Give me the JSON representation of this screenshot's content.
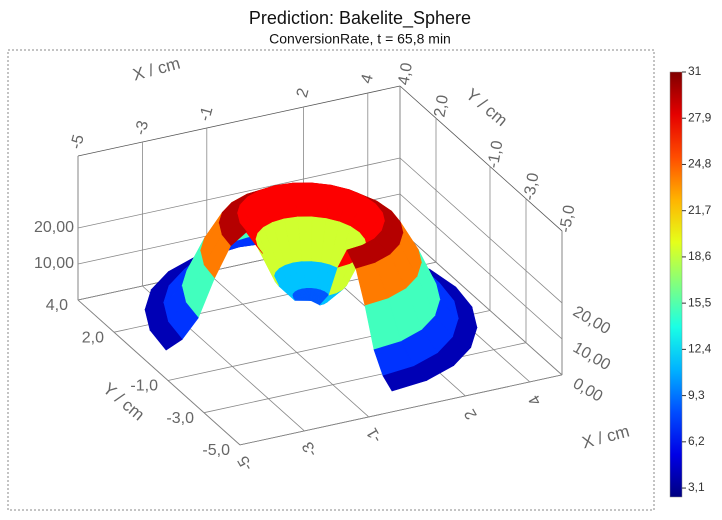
{
  "chart_data": {
    "type": "surface",
    "title": "Prediction: Bakelite_Sphere",
    "subtitle": "ConversionRate, t = 65,8 min",
    "x_label": "X / cm",
    "y_label": "Y / cm",
    "xlim": [
      -5,
      5
    ],
    "ylim": [
      -5,
      4
    ],
    "zlim": [
      0,
      40
    ],
    "xticks": [
      -5,
      -3,
      -1,
      2,
      4
    ],
    "yticks": [
      {
        "value": 4,
        "label": "4,0"
      },
      {
        "value": 2,
        "label": "2,0"
      },
      {
        "value": -1,
        "label": "-1,0"
      },
      {
        "value": -3,
        "label": "-3,0"
      },
      {
        "value": -5,
        "label": "-5,0"
      }
    ],
    "zticks": [
      {
        "value": 0,
        "label": "0,00"
      },
      {
        "value": 10,
        "label": "10,00"
      },
      {
        "value": 20,
        "label": "20,00"
      }
    ],
    "r": [
      0,
      0.5,
      1,
      1.5,
      2,
      2.5,
      3,
      3.5,
      4,
      4.5
    ],
    "theta": [
      -90,
      -75,
      -60,
      -45,
      -30,
      -15,
      0,
      15,
      30,
      45,
      60,
      75,
      90,
      105,
      120,
      135,
      150,
      165,
      180
    ],
    "z": [
      8,
      9,
      14,
      24,
      31,
      28,
      20,
      10,
      5,
      3
    ],
    "colormap": "jet",
    "clim": [
      2.5,
      31
    ],
    "cticks": [
      {
        "value": 3.1,
        "label": "3,1"
      },
      {
        "value": 6.2,
        "label": "6,2"
      },
      {
        "value": 9.3,
        "label": "9,3"
      },
      {
        "value": 12.4,
        "label": "12,4"
      },
      {
        "value": 15.5,
        "label": "15,5"
      },
      {
        "value": 18.6,
        "label": "18,6"
      },
      {
        "value": 21.7,
        "label": "21,7"
      },
      {
        "value": 24.8,
        "label": "24,8"
      },
      {
        "value": 27.9,
        "label": "27,9"
      },
      31
    ]
  }
}
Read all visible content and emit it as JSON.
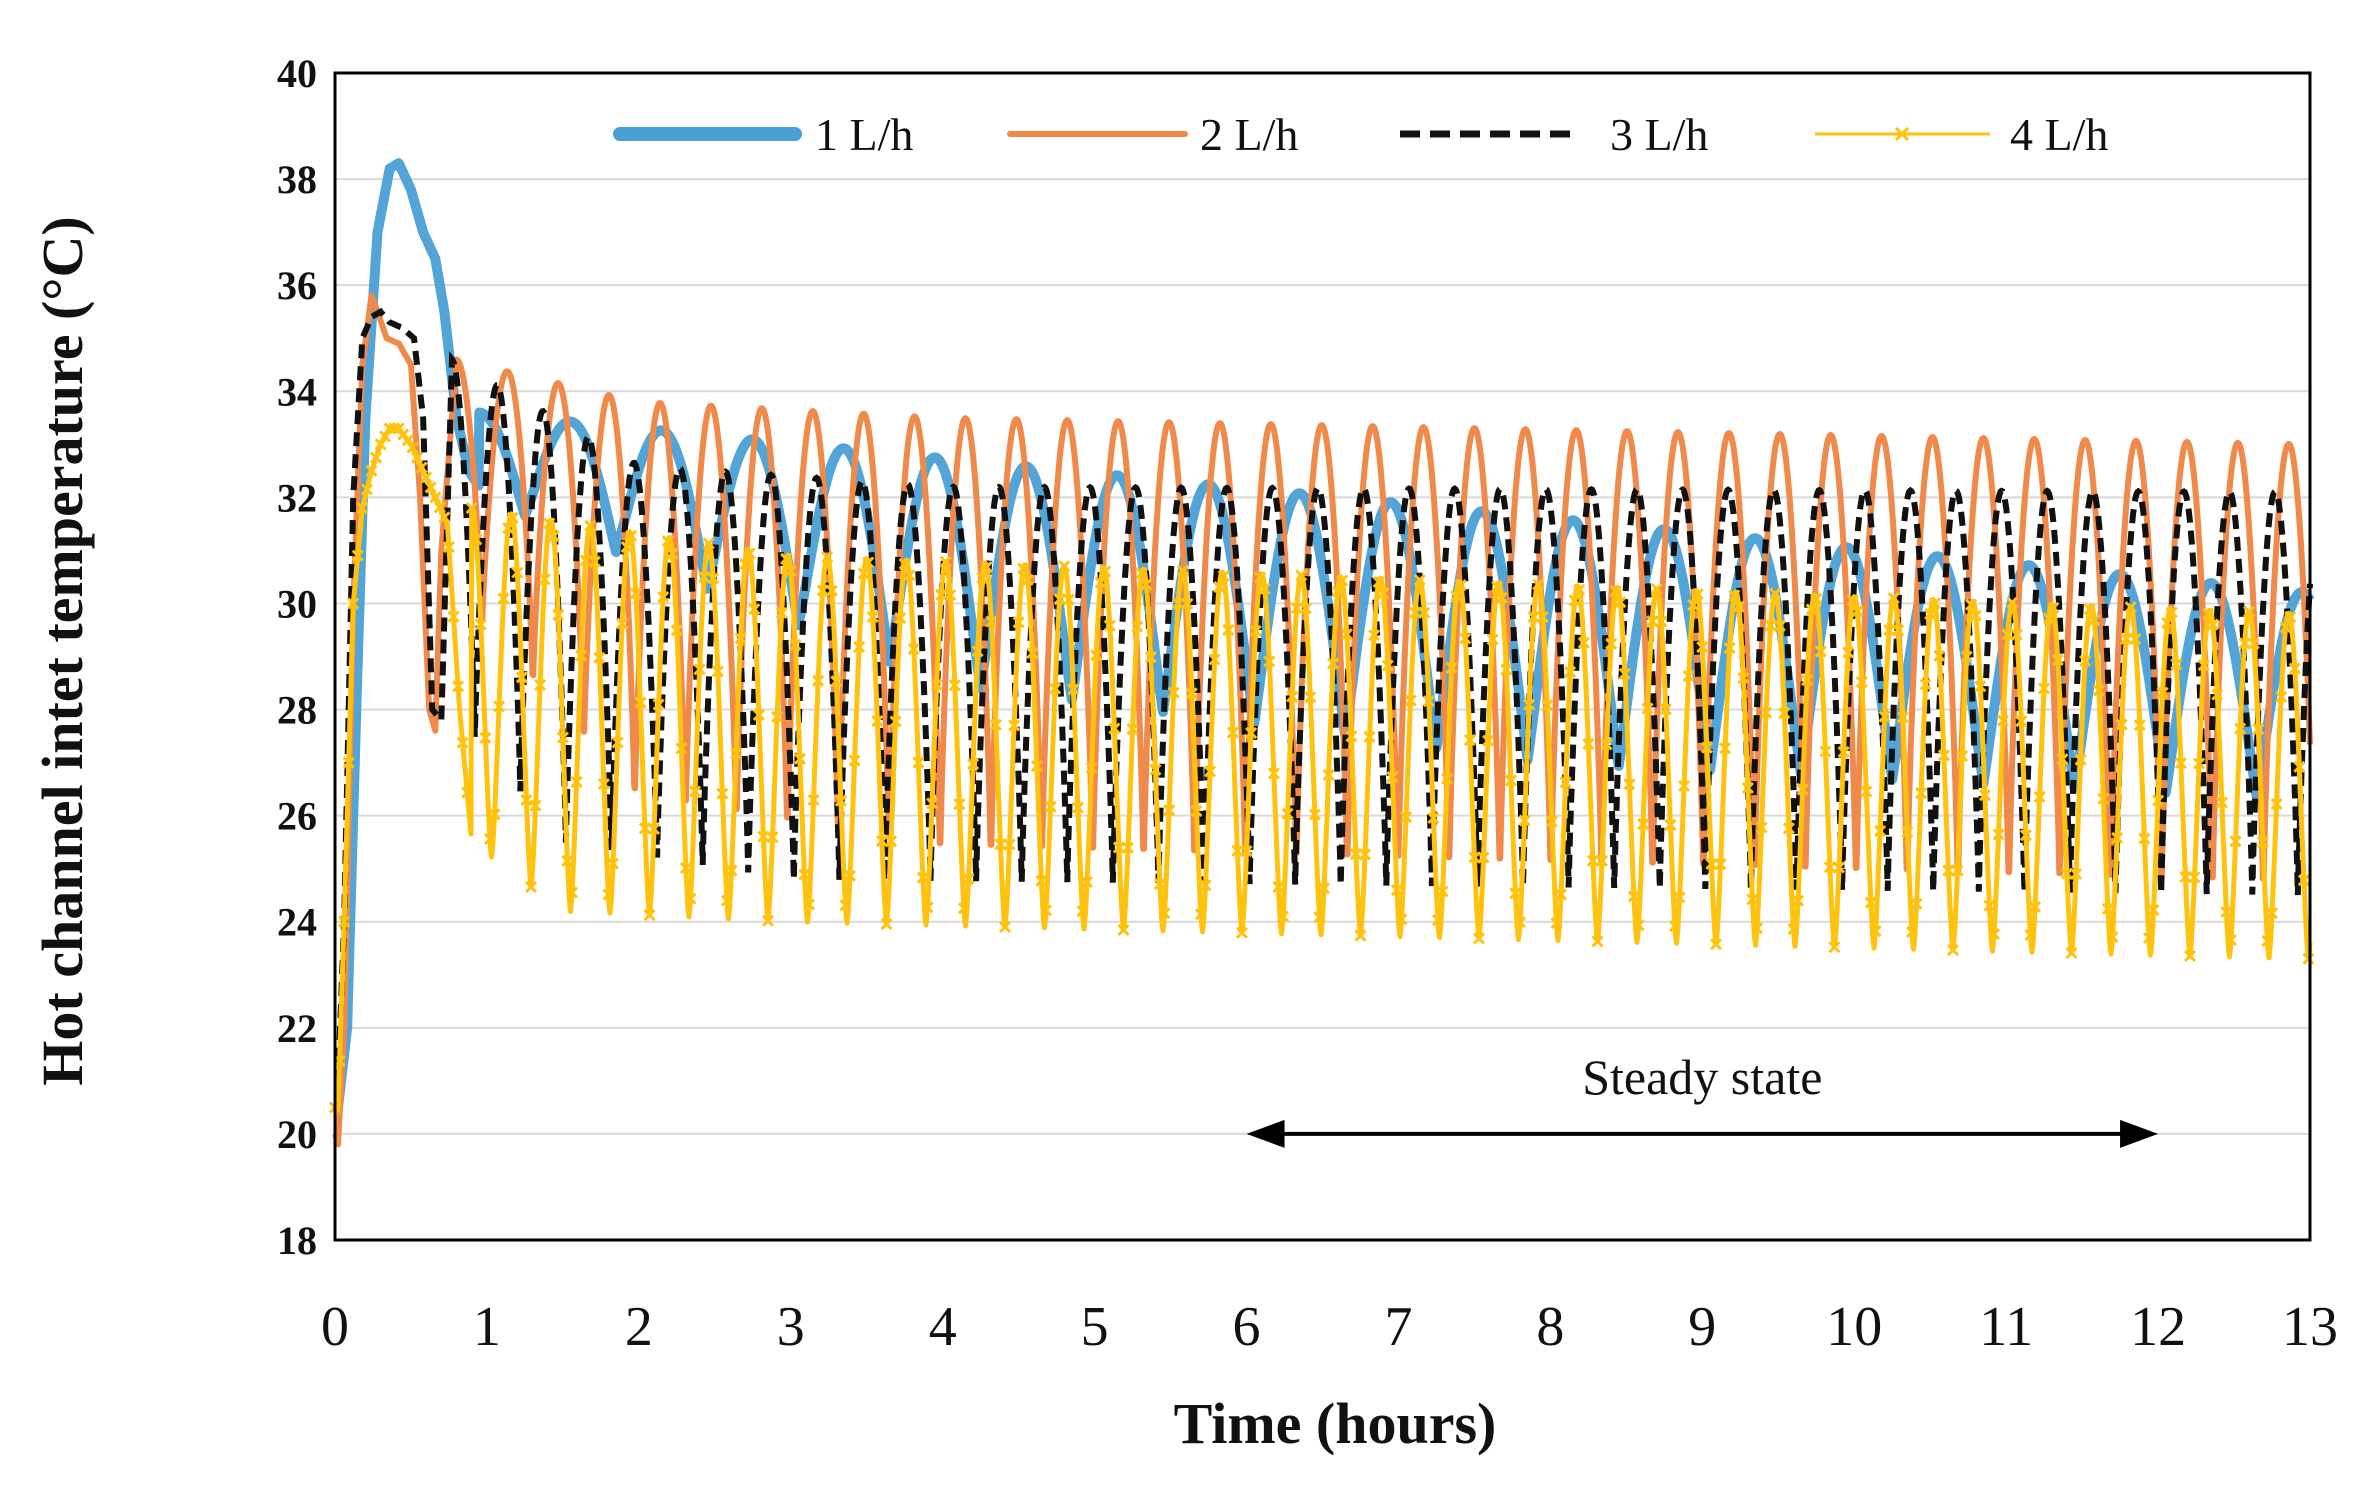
{
  "chart_data": {
    "type": "line",
    "title": "",
    "xlabel": "Time (hours)",
    "ylabel": "Hot channel  intet temperature (°C)",
    "xlim": [
      0,
      13
    ],
    "ylim": [
      18,
      40
    ],
    "x_ticks": [
      "0",
      "1",
      "2",
      "3",
      "4",
      "5",
      "6",
      "7",
      "8",
      "9",
      "10",
      "11",
      "12",
      "13"
    ],
    "y_ticks": [
      "18",
      "20",
      "22",
      "24",
      "26",
      "28",
      "30",
      "32",
      "34",
      "36",
      "38",
      "40"
    ],
    "grid": "horizontal",
    "legend_position": "top",
    "colors": {
      "s1": "#4a9fd5",
      "s2": "#f08a4b",
      "s3": "#111111",
      "s4": "#ffc20e",
      "grid": "#d9d9d9",
      "axis": "#000000"
    },
    "annotation": {
      "text": "Steady state",
      "x_start": 6,
      "x_end": 12,
      "y": 20
    },
    "series": [
      {
        "name": "1 L/h",
        "style": "thick-solid",
        "period": 0.6,
        "phase": 0.95,
        "initial": {
          "x": [
            0,
            0.02,
            0.08,
            0.14,
            0.2,
            0.28,
            0.36,
            0.42,
            0.5,
            0.58,
            0.66,
            0.72,
            0.8,
            0.88,
            0.95
          ],
          "y": [
            20.5,
            20.5,
            22.0,
            28.0,
            33.5,
            37.0,
            38.2,
            38.3,
            37.8,
            37.0,
            36.5,
            35.5,
            33.5,
            32.5,
            32.2
          ]
        },
        "max_points": {
          "x": [
            0.95,
            13
          ],
          "y": [
            33.6,
            30.2
          ]
        },
        "min_points": {
          "x": [
            0.95,
            4,
            8,
            13
          ],
          "y": [
            32.0,
            28.5,
            27.0,
            26.3
          ]
        },
        "sharpness": 0.9
      },
      {
        "name": "2 L/h",
        "style": "solid",
        "period": 0.335,
        "phase": 0.8,
        "initial": {
          "x": [
            0,
            0.02,
            0.06,
            0.12,
            0.18,
            0.24,
            0.28,
            0.34,
            0.42,
            0.5,
            0.56,
            0.62,
            0.66,
            0.7,
            0.8
          ],
          "y": [
            20.0,
            19.8,
            22.0,
            30.0,
            34.5,
            35.8,
            35.5,
            35.0,
            34.9,
            34.5,
            32.0,
            28.0,
            27.6,
            31.0,
            34.6
          ]
        },
        "max_points": {
          "x": [
            0.8,
            2,
            4,
            13
          ],
          "y": [
            34.6,
            33.8,
            33.5,
            33.0
          ]
        },
        "min_points": {
          "x": [
            0.8,
            2,
            4,
            13
          ],
          "y": [
            30.0,
            26.0,
            25.0,
            24.3
          ]
        },
        "sharpness": 1.6
      },
      {
        "name": "3 L/h",
        "style": "dashed",
        "period": 0.3,
        "phase": 0.77,
        "initial": {
          "x": [
            0,
            0.02,
            0.06,
            0.12,
            0.18,
            0.24,
            0.3,
            0.36,
            0.44,
            0.52,
            0.58,
            0.64,
            0.7,
            0.77
          ],
          "y": [
            21.0,
            21.0,
            24.0,
            32.0,
            35.0,
            35.4,
            35.5,
            35.3,
            35.2,
            35.0,
            33.5,
            28.0,
            27.8,
            34.6
          ]
        },
        "max_points": {
          "x": [
            0.77,
            2,
            4,
            13
          ],
          "y": [
            34.6,
            32.6,
            32.2,
            32.1
          ]
        },
        "min_points": {
          "x": [
            0.77,
            1.5,
            3,
            13
          ],
          "y": [
            28.0,
            25.5,
            24.8,
            24.5
          ]
        },
        "sharpness": 1.3
      },
      {
        "name": "4 L/h",
        "style": "marker-x",
        "period": 0.26,
        "phase": 0.9,
        "initial": {
          "x": [
            0,
            0.02,
            0.06,
            0.12,
            0.18,
            0.24,
            0.3,
            0.36,
            0.42,
            0.5,
            0.58,
            0.66,
            0.74,
            0.82,
            0.9
          ],
          "y": [
            20.5,
            20.5,
            24.0,
            30.0,
            31.8,
            32.5,
            33.0,
            33.3,
            33.3,
            33.0,
            32.5,
            32.0,
            31.5,
            28.0,
            25.5
          ]
        },
        "max_points": {
          "x": [
            0.9,
            3,
            13
          ],
          "y": [
            31.8,
            30.9,
            29.8
          ]
        },
        "min_points": {
          "x": [
            0.9,
            1.5,
            3,
            13
          ],
          "y": [
            25.5,
            24.2,
            24.0,
            23.3
          ]
        },
        "sharpness": 0.4
      }
    ]
  }
}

◆ What is needed
From the listing, tally every line with the word "period" in it and give only the tally.

◆ Task answer
4